## WHAT IS REQUIRED
Only the pictures are left out: repeat the rest of the entries exactly.

Dataset entries:
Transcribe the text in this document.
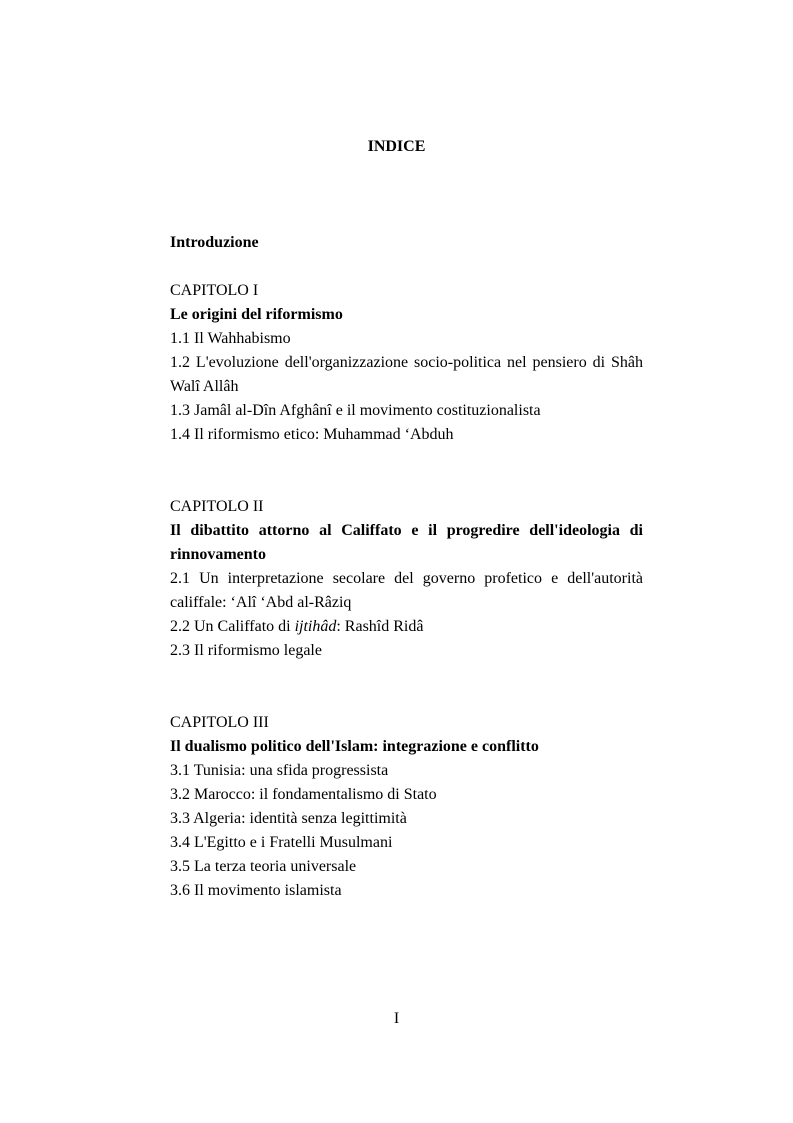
INDICE
Introduzione
CAPITOLO I
Le origini del riformismo
1.1 Il Wahhabismo
1.2 L'evoluzione dell'organizzazione socio-politica nel pensiero di Shâh Walî Allâh
1.3 Jamâl al-Dîn Afghânî e il movimento costituzionalista
1.4 Il riformismo etico: Muhammad ‘Abduh
CAPITOLO II
Il dibattito attorno al Califfato e il progredire dell'ideologia di rinnovamento
2.1 Un interpretazione secolare del governo profetico e dell'autorità califfale: ‘Alî ‘Abd al-Râziq
2.2 Un Califfato di ijtihâd: Rashîd Ridâ
2.3 Il riformismo legale
CAPITOLO III
Il dualismo politico dell'Islam: integrazione e conflitto
3.1 Tunisia: una sfida progressista
3.2 Marocco: il fondamentalismo di Stato
3.3 Algeria: identità senza legittimità
3.4 L'Egitto e i Fratelli Musulmani
3.5 La terza teoria universale
3.6 Il movimento islamista
I
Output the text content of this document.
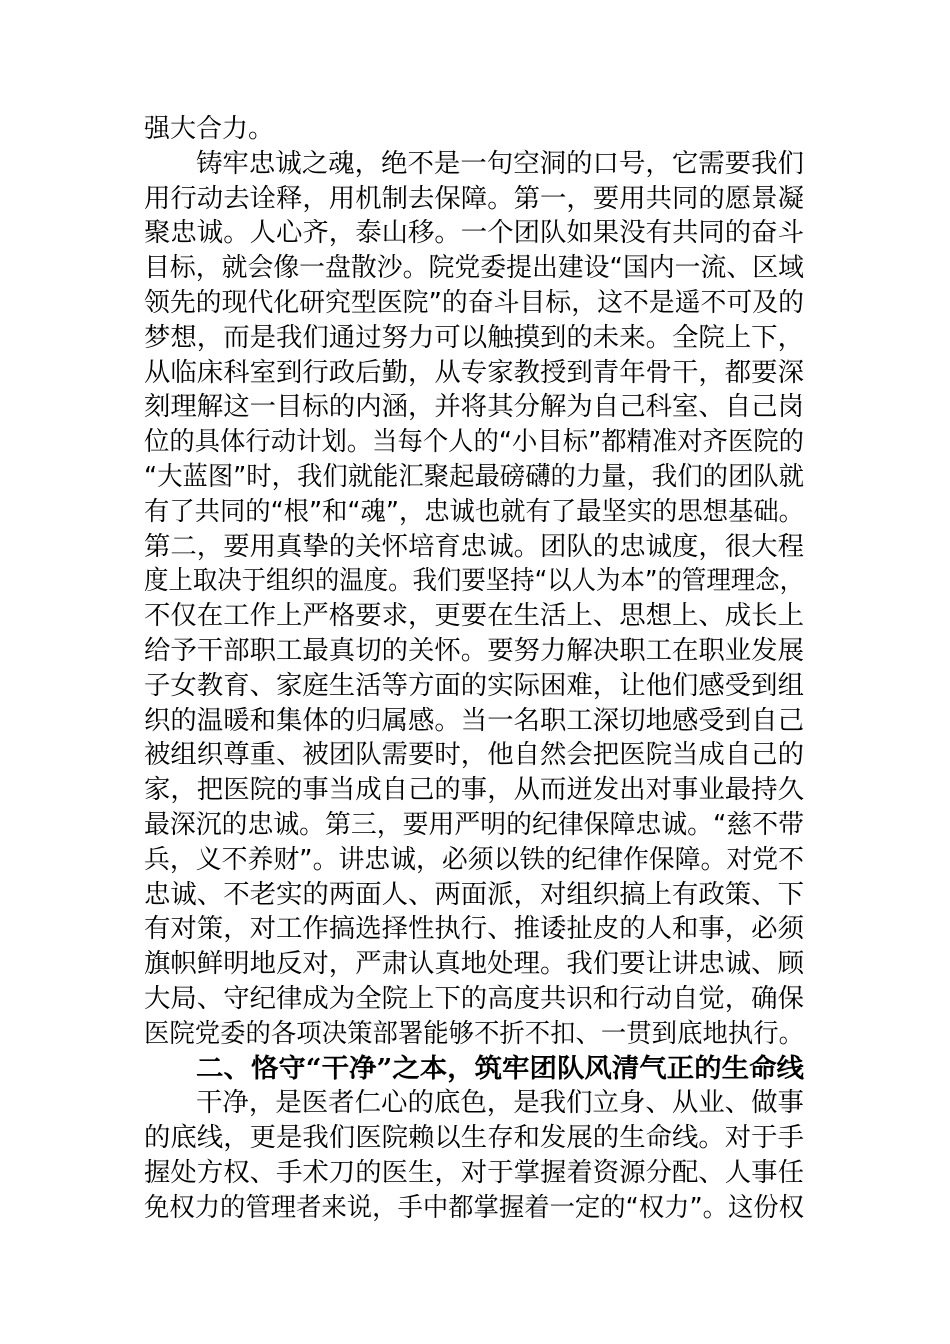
强大合力。
铸牢忠诚之魂，绝不是一句空洞的口号，它需要我们
用行动去诠释，用机制去保障。第一，要用共同的愿景凝
聚忠诚。人心齐，泰山移。一个团队如果没有共同的奋斗
目标，就会像一盘散沙。院党委提出建设“国内一流、区域
领先的现代化研究型医院”的奋斗目标，这不是遥不可及的
梦想，而是我们通过努力可以触摸到的未来。全院上下，
从临床科室到行政后勤，从专家教授到青年骨干，都要深
刻理解这一目标的内涵，并将其分解为自己科室、自己岗
位的具体行动计划。当每个人的“小目标”都精准对齐医院的
“大蓝图”时，我们就能汇聚起最磅礴的力量，我们的团队就
有了共同的“根”和“魂”，忠诚也就有了最坚实的思想基础。
第二，要用真挚的关怀培育忠诚。团队的忠诚度，很大程
度上取决于组织的温度。我们要坚持“以人为本”的管理理念，
不仅在工作上严格要求，更要在生活上、思想上、成长上
给予干部职工最真切的关怀。要努力解决职工在职业发展
子女教育、家庭生活等方面的实际困难，让他们感受到组
织的温暖和集体的归属感。当一名职工深切地感受到自己
被组织尊重、被团队需要时，他自然会把医院当成自己的
家，把医院的事当成自己的事，从而迸发出对事业最持久
最深沉的忠诚。第三，要用严明的纪律保障忠诚。“慈不带
兵，义不养财”。讲忠诚，必须以铁的纪律作保障。对党不
忠诚、不老实的两面人、两面派，对组织搞上有政策、下
有对策，对工作搞选择性执行、推诿扯皮的人和事，必须
旗帜鲜明地反对，严肃认真地处理。我们要让讲忠诚、顾
大局、守纪律成为全院上下的高度共识和行动自觉，确保
医院党委的各项决策部署能够不折不扣、一贯到底地执行。
二、恪守“干净”之本，筑牢团队风清气正的生命线
干净，是医者仁心的底色，是我们立身、从业、做事
的底线，更是我们医院赖以生存和发展的生命线。对于手
握处方权、手术刀的医生，对于掌握着资源分配、人事任
免权力的管理者来说，手中都掌握着一定的“权力”。这份权
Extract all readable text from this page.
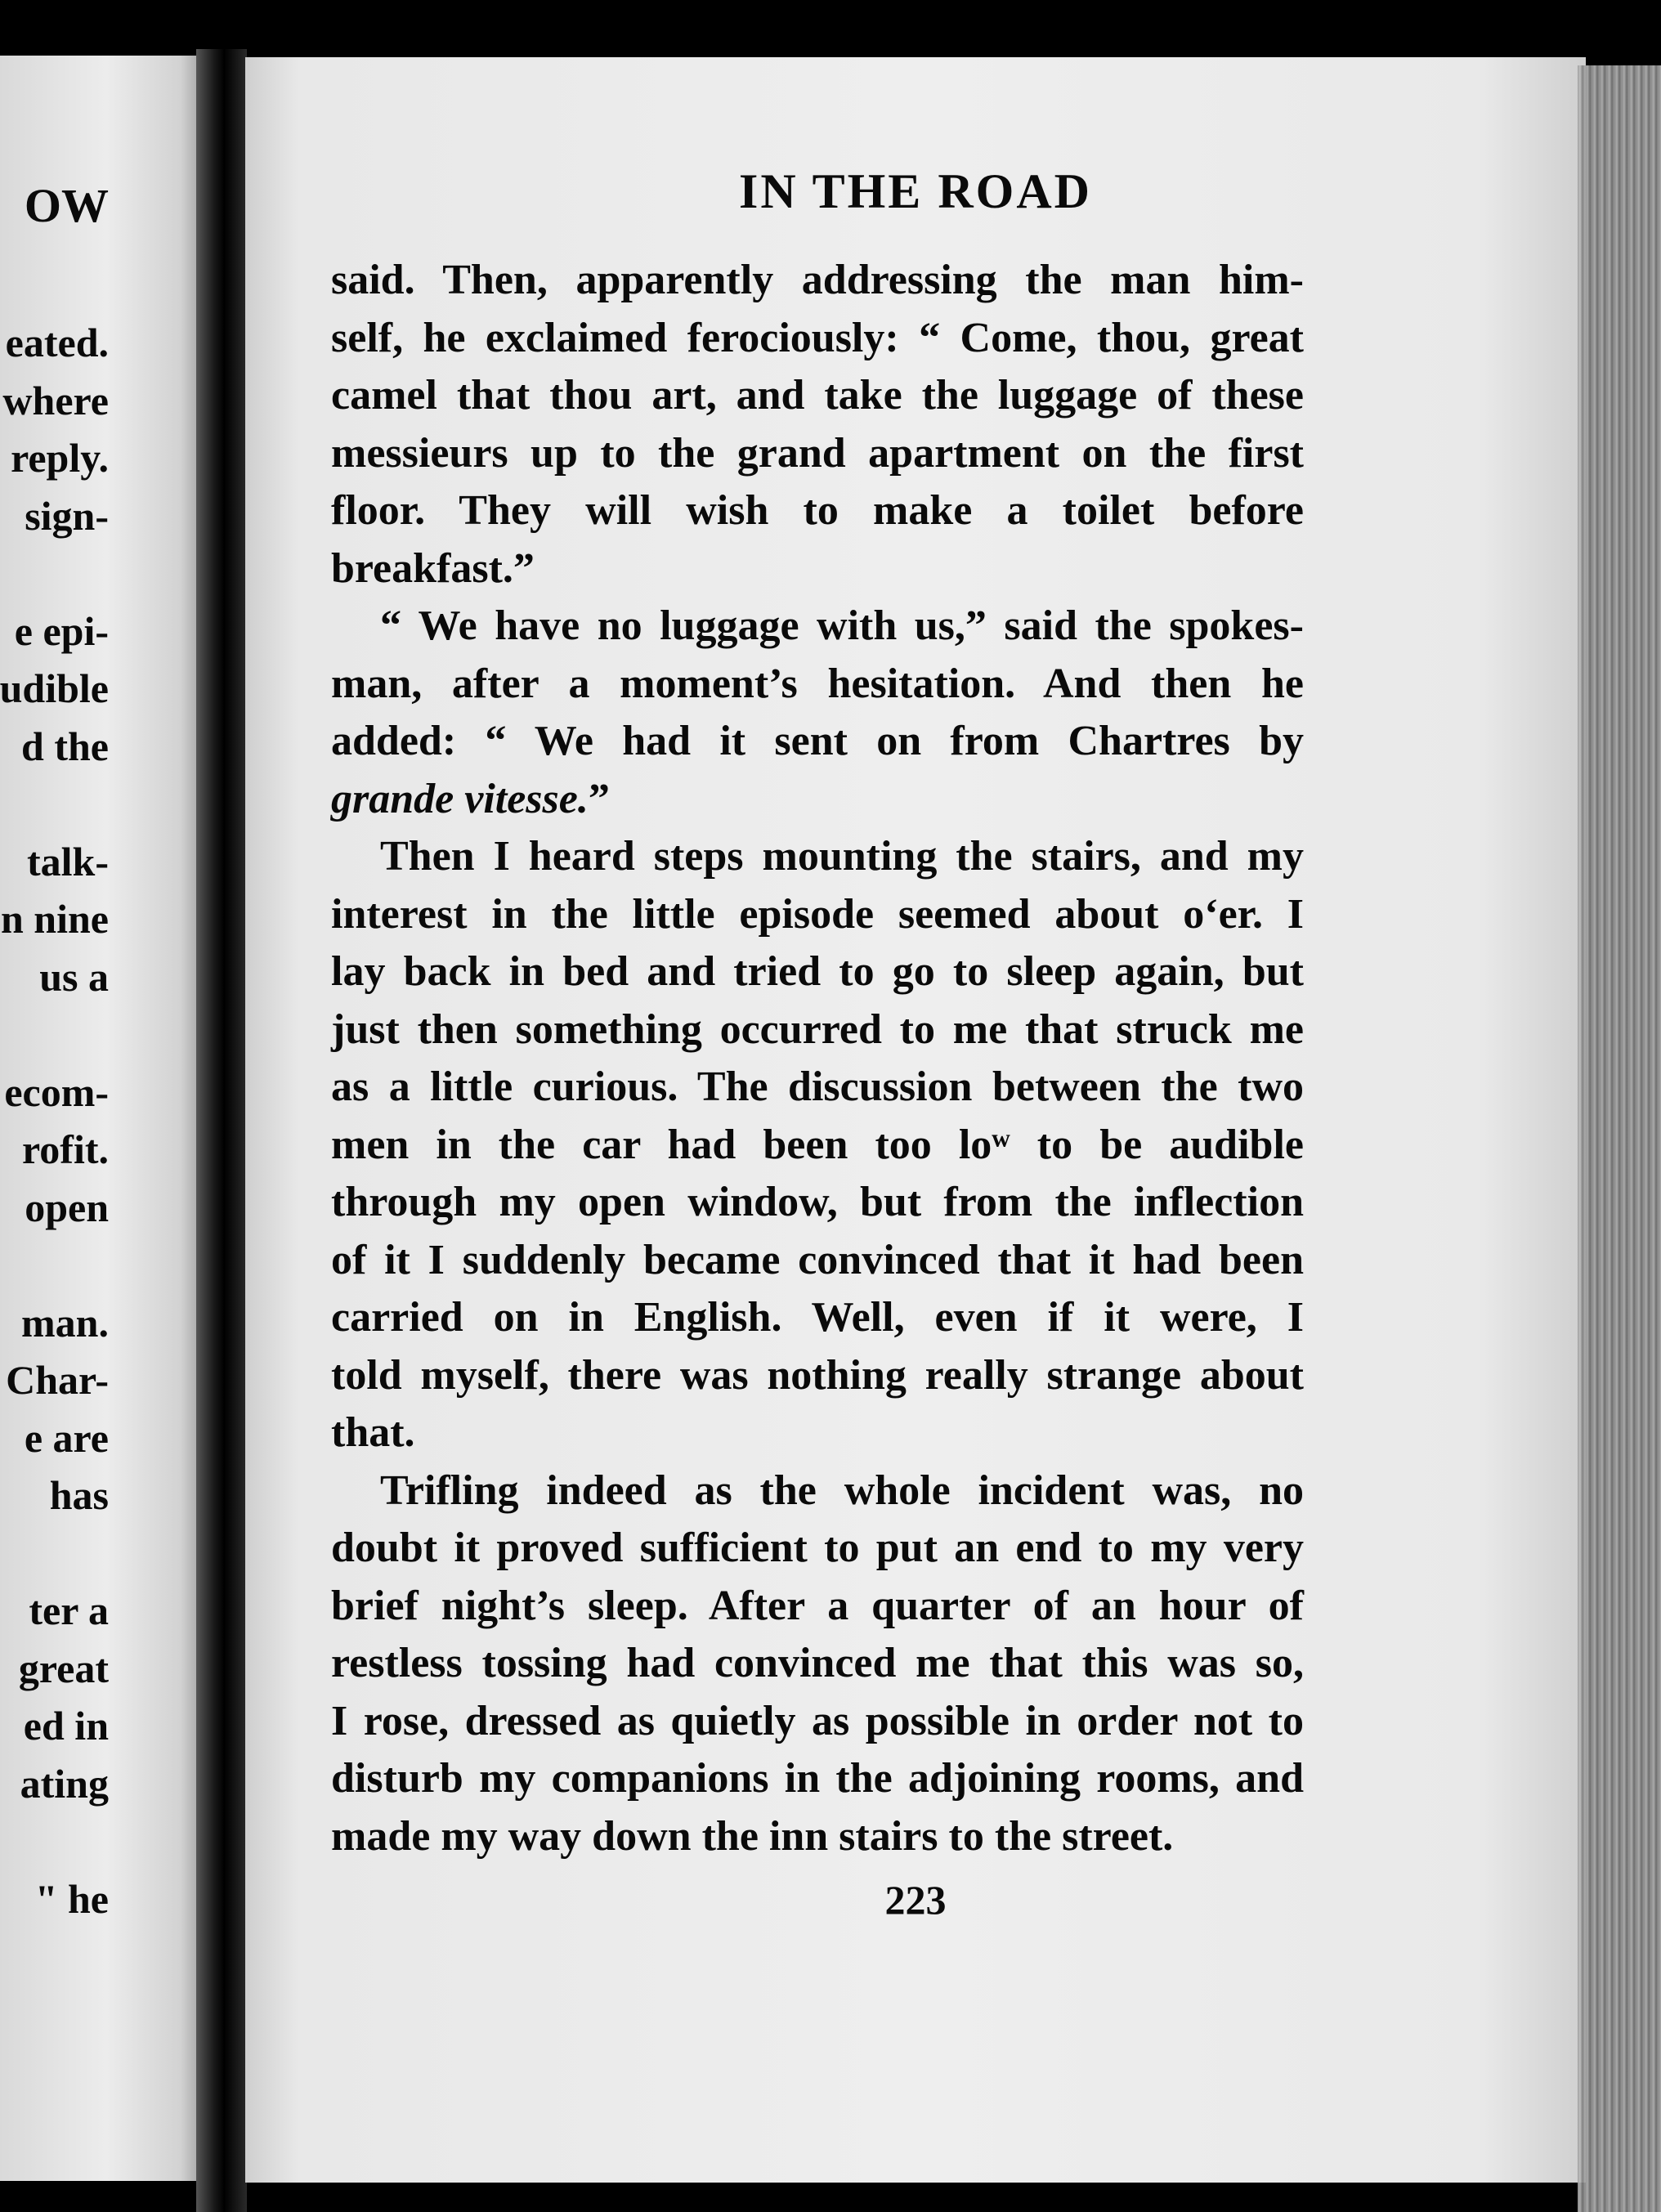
OW
eated.
where
reply.
sign-
e epi-
udible
d the
talk-
n nine
us a
ecom-
rofit.
open
man.
Char-
e are
has
ter a
great
ed in
ating
" he
IN THE ROAD
said. Then, apparently addressing the man him-
self, he exclaimed ferociously: “ Come, thou, great
camel that thou art, and take the luggage of these
messieurs up to the grand apartment on the first
floor. They will wish to make a toilet before
breakfast.”
“ We have no luggage with us,” said the spokes-
man, after a moment’s hesitation. And then he
added: “ We had it sent on from Chartres by
grande vitesse.”
Then I heard steps mounting the stairs, and my
interest in the little episode seemed about oʻer. I
lay back in bed and tried to go to sleep again, but
just then something occurred to me that struck me
as a little curious. The discussion between the two
men in the car had been too loʷ to be audible
through my open window, but from the inflection
of it I suddenly became convinced that it had been
carried on in English. Well, eᴠen if it were, I
told myself, there was nothing really strange about
that.
Trifling indeed as the whole incident was, no
doubt it proved sufficient to put an end to my very
brief night’s sleep. After a quarter of an hour of
restless tossing had convinced me that this was so,
I rose, dressed as quietly as possible in order not to
disturb my companions in the adjoining rooms, and
made my way down the inn stairs to the street.
223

## EXERCISE SOLUTION
Transcribe the text in this document.
INDICE
Introduzione
CAPITOLO I
Le origini del riformismo
1.1 Il Wahhabismo
1.2 L'evoluzione dell'organizzazione socio-politica nel pensiero di Shâh Walî Allâh
1.3 Jamâl al-Dîn Afghânî e il movimento costituzionalista
1.4 Il riformismo etico: Muhammad ‘Abduh
CAPITOLO II
Il dibattito attorno al Califfato e il progredire dell'ideologia di rinnovamento
2.1 Un interpretazione secolare del governo profetico e dell'autorità califfale: ‘Alî ‘Abd al-Râziq
2.2 Un Califfato di ijtihâd: Rashîd Ridâ
2.3 Il riformismo legale
CAPITOLO III
Il dualismo politico dell'Islam: integrazione e conflitto
3.1 Tunisia: una sfida progressista
3.2 Marocco: il fondamentalismo di Stato
3.3 Algeria: identità senza legittimità
3.4 L'Egitto e i Fratelli Musulmani
3.5 La terza teoria universale
3.6 Il movimento islamista
I
Output the text content of this document.
强大合力。
铸牢忠诚之魂，绝不是一句空洞的口号，它需要我们
用行动去诠释，用机制去保障。第一，要用共同的愿景凝
聚忠诚。人心齐，泰山移。一个团队如果没有共同的奋斗
目标，就会像一盘散沙。院党委提出建设“国内一流、区域
领先的现代化研究型医院”的奋斗目标，这不是遥不可及的
梦想，而是我们通过努力可以触摸到的未来。全院上下，
从临床科室到行政后勤，从专家教授到青年骨干，都要深
刻理解这一目标的内涵，并将其分解为自己科室、自己岗
位的具体行动计划。当每个人的“小目标”都精准对齐医院的
“大蓝图”时，我们就能汇聚起最磅礴的力量，我们的团队就
有了共同的“根”和“魂”，忠诚也就有了最坚实的思想基础。
第二，要用真挚的关怀培育忠诚。团队的忠诚度，很大程
度上取决于组织的温度。我们要坚持“以人为本”的管理理念，
不仅在工作上严格要求，更要在生活上、思想上、成长上
给予干部职工最真切的关怀。要努力解决职工在职业发展
子女教育、家庭生活等方面的实际困难，让他们感受到组
织的温暖和集体的归属感。当一名职工深切地感受到自己
被组织尊重、被团队需要时，他自然会把医院当成自己的
家，把医院的事当成自己的事，从而迸发出对事业最持久
最深沉的忠诚。第三，要用严明的纪律保障忠诚。“慈不带
兵，义不养财”。讲忠诚，必须以铁的纪律作保障。对党不
忠诚、不老实的两面人、两面派，对组织搞上有政策、下
有对策，对工作搞选择性执行、推诿扯皮的人和事，必须
旗帜鲜明地反对，严肃认真地处理。我们要让讲忠诚、顾
大局、守纪律成为全院上下的高度共识和行动自觉，确保
医院党委的各项决策部署能够不折不扣、一贯到底地执行。
二、恪守“干净”之本，筑牢团队风清气正的生命线
干净，是医者仁心的底色，是我们立身、从业、做事
的底线，更是我们医院赖以生存和发展的生命线。对于手
握处方权、手术刀的医生，对于掌握着资源分配、人事任
免权力的管理者来说，手中都掌握着一定的“权力”。这份权
Extract all readable text from this page.
OW
eated.
where
reply.
sign-
e epi-
udible
d the
talk-
n nine
us a
ecom-
rofit.
open
man.
Char-
e are
has
ter a
great
ed in
ating
" he
IN THE ROAD
said. Then, apparently addressing the man him-
self, he exclaimed ferociously: “ Come, thou, great
camel that thou art, and take the luggage of these
messieurs up to the grand apartment on the first
floor. They will wish to make a toilet before
breakfast.”
“ We have no luggage with us,” said the spokes-
man, after a moment’s hesitation. And then he
added: “ We had it sent on from Chartres by
grande vitesse.”
Then I heard steps mounting the stairs, and my
interest in the little episode seemed about oʻer. I
lay back in bed and tried to go to sleep again, but
just then something occurred to me that struck me
as a little curious. The discussion between the two
men in the car had been too loʷ to be audible
through my open window, but from the inflection
of it I suddenly became convinced that it had been
carried on in English. Well, eᴠen if it were, I
told myself, there was nothing really strange about
that.
Trifling indeed as the whole incident was, no
doubt it proved sufficient to put an end to my very
brief night’s sleep. After a quarter of an hour of
restless tossing had convinced me that this was so,
I rose, dressed as quietly as possible in order not to
disturb my companions in the adjoining rooms, and
made my way down the inn stairs to the street.
223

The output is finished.